▸ **DESCRIPTION OF THE TASK**:
Could you rewrite the data below, replacing "bounding boxes" with "box coordinates" and leaving everything else unchanged?

▸ **GIVEN ENTRIES**:
•••

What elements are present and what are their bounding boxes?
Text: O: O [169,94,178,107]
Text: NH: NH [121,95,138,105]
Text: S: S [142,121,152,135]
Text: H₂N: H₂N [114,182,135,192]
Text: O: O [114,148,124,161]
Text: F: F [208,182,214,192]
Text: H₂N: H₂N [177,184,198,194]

•••

▸ **FULL OUTPUT**:
What elements are present and what are their box coordinates?
Text: O: O [169,94,178,107]
Text: NH: NH [121,95,138,105]
Text: S: S [142,121,152,135]
Text: H₂N: H₂N [114,182,135,192]
Text: O: O [114,148,124,161]
Text: F: F [208,182,214,192]
Text: H₂N: H₂N [177,184,198,194]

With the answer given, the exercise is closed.